─── Dataset content ───

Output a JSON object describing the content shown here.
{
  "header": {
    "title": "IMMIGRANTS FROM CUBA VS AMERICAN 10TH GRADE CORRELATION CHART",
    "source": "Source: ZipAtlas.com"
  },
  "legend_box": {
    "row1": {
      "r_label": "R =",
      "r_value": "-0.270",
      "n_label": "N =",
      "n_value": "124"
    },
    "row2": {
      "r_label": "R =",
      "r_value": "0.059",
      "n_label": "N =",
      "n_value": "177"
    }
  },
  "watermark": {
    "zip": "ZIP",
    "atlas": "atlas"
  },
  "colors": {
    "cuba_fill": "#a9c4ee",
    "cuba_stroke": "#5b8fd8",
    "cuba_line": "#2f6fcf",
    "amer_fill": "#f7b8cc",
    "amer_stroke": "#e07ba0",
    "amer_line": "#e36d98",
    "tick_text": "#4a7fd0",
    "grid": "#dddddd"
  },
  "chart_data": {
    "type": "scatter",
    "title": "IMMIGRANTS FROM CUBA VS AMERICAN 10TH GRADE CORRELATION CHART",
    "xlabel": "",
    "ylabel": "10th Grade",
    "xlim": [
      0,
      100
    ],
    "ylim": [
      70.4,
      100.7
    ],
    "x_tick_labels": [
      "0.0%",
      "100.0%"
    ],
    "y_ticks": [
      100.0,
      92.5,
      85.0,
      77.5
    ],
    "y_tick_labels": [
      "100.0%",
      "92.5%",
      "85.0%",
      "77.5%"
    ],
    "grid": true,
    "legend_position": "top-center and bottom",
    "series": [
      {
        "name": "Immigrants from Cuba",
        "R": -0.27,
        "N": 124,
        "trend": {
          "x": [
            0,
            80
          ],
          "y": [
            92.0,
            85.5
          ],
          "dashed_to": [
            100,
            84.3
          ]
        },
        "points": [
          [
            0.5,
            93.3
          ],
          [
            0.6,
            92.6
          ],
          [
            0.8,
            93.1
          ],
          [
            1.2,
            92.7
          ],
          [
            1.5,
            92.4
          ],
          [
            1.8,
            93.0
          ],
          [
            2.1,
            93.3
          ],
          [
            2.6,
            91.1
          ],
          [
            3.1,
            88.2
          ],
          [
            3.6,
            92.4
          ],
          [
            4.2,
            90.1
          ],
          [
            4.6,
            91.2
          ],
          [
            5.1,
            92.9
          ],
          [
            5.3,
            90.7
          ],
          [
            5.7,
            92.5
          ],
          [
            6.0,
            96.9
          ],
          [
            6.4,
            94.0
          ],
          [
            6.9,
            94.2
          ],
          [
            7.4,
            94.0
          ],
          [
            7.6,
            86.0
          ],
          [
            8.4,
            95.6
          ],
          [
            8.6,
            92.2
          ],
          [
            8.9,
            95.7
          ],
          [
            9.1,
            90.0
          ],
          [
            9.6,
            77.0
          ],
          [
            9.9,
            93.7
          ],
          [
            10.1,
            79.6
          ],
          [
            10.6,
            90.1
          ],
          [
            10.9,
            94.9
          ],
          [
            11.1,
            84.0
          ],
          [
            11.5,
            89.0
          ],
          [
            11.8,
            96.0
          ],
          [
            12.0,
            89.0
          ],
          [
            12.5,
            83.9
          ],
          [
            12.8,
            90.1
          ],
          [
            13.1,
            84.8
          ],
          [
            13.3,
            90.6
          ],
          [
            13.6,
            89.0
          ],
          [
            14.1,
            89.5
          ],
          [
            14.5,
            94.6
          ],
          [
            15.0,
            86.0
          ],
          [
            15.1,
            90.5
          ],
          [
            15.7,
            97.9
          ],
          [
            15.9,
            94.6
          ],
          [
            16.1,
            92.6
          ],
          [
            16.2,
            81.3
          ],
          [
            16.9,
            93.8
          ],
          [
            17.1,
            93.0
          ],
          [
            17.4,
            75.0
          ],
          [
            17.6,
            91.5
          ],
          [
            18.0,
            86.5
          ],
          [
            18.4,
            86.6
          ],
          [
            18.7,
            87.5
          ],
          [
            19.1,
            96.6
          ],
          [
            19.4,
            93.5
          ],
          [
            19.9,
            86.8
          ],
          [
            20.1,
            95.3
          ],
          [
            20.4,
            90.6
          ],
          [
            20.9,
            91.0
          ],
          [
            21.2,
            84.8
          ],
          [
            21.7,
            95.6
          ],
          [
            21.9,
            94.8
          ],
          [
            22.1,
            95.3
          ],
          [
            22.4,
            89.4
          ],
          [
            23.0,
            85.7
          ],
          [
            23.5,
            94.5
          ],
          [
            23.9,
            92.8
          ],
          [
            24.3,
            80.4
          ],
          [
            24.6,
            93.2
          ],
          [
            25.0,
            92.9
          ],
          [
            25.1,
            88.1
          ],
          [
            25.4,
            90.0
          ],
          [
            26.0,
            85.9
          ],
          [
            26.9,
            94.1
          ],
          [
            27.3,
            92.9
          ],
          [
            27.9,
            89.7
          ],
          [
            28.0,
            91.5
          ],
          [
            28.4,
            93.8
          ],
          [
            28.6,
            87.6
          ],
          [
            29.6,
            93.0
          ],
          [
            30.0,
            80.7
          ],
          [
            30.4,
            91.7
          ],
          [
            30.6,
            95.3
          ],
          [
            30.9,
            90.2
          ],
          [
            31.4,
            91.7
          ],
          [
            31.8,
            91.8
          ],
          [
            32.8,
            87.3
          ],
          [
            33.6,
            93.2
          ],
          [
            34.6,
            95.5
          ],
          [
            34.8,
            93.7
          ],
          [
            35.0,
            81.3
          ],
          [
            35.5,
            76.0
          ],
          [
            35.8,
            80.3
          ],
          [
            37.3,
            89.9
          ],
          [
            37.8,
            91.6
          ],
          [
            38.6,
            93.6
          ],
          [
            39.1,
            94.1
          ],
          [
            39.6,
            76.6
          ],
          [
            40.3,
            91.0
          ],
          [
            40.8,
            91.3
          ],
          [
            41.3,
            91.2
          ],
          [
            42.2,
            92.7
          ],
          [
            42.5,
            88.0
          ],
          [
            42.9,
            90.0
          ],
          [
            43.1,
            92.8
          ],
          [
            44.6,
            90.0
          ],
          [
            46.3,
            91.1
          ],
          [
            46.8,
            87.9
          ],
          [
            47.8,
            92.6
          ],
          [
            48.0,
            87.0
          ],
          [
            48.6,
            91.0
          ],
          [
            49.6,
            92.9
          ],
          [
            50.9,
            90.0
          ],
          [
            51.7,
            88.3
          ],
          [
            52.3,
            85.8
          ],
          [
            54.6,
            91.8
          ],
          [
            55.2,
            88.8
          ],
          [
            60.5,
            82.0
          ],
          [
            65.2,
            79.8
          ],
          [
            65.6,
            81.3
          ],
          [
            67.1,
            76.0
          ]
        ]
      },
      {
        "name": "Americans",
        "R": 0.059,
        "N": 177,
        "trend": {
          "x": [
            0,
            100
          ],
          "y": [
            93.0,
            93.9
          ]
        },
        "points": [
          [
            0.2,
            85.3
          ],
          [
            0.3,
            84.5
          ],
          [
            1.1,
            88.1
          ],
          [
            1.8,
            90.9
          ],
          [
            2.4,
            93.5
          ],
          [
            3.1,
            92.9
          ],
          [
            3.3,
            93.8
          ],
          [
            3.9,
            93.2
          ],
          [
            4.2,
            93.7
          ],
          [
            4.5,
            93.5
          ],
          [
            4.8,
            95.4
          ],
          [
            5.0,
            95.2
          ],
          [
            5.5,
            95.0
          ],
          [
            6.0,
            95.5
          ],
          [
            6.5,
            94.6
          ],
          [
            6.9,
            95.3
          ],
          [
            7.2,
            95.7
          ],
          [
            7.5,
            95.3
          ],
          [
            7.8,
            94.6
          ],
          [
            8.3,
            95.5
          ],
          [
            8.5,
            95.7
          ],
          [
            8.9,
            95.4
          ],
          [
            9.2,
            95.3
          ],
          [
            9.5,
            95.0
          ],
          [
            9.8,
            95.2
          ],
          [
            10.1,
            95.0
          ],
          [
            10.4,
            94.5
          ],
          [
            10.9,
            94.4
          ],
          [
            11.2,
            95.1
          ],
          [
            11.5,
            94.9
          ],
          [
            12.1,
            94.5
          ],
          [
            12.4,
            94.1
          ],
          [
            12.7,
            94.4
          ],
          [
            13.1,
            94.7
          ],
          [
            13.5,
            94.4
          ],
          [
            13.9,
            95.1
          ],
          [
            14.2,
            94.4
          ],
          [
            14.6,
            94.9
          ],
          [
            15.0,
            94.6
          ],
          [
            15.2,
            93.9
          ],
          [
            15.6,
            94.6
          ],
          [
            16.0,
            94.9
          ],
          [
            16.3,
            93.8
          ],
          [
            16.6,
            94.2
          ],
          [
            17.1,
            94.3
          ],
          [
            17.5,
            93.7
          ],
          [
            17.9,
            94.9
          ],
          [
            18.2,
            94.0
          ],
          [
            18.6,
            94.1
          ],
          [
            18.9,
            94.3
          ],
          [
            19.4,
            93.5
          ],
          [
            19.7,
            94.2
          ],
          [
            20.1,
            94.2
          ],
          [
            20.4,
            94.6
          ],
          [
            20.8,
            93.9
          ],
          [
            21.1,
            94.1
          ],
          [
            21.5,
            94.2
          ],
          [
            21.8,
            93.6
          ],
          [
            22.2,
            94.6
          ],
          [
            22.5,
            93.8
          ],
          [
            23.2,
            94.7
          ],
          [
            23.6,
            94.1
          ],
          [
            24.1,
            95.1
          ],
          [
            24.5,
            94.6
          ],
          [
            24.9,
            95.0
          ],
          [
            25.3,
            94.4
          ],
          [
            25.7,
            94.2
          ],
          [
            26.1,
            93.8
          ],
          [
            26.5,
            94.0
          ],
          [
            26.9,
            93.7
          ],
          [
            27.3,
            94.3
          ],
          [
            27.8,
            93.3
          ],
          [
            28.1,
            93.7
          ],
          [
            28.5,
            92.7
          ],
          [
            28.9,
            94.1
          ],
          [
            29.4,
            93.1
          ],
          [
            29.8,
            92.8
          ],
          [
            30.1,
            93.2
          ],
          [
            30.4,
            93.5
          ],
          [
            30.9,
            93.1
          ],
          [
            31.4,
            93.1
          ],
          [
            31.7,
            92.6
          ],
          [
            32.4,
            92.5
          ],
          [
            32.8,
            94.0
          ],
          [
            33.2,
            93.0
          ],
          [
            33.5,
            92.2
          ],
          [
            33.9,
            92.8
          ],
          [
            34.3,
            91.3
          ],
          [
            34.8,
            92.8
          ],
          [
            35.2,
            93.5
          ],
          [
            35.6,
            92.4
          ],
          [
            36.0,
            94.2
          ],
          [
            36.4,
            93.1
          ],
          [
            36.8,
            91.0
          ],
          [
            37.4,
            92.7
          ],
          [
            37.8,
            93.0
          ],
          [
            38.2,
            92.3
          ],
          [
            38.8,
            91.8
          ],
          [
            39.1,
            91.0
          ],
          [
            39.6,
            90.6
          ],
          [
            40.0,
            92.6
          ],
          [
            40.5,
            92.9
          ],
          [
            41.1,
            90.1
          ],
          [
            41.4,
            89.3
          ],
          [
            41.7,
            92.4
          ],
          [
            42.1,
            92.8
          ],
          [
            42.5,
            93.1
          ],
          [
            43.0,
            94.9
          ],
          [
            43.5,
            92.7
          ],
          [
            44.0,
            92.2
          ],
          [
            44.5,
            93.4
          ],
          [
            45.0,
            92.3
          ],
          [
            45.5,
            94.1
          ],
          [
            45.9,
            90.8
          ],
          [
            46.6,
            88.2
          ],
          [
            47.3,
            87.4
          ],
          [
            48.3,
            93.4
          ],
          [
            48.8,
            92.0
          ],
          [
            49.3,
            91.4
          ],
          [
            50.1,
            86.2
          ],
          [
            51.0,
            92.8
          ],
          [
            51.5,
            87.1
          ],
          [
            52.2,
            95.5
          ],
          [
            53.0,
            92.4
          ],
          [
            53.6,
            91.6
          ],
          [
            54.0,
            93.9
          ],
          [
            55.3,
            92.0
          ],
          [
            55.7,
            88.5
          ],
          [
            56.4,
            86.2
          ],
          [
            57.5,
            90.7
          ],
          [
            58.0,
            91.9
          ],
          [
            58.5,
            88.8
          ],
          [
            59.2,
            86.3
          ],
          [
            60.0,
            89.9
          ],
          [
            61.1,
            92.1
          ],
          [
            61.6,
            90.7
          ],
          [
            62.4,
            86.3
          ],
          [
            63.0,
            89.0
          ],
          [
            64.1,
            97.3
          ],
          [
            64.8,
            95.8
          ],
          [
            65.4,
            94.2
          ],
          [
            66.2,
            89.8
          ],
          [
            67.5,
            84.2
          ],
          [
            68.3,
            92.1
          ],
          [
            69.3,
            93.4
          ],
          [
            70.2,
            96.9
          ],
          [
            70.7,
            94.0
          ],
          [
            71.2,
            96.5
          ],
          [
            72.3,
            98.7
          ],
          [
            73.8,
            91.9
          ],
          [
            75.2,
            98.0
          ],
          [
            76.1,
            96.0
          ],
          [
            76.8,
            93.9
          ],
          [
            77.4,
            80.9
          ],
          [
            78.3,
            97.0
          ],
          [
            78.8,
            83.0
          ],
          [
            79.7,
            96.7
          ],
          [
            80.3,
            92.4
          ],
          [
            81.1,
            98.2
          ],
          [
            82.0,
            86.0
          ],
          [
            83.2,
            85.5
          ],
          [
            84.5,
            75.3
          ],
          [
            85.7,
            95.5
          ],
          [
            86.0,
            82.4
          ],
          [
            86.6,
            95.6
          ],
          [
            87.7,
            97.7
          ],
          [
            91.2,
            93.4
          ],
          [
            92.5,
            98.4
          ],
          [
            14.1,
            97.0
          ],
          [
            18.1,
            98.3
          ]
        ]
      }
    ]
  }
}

───

All lines above with "name" in them should be returned.

### Problem solution:
        "name": "Immigrants from Cuba",
        "name": "Americans",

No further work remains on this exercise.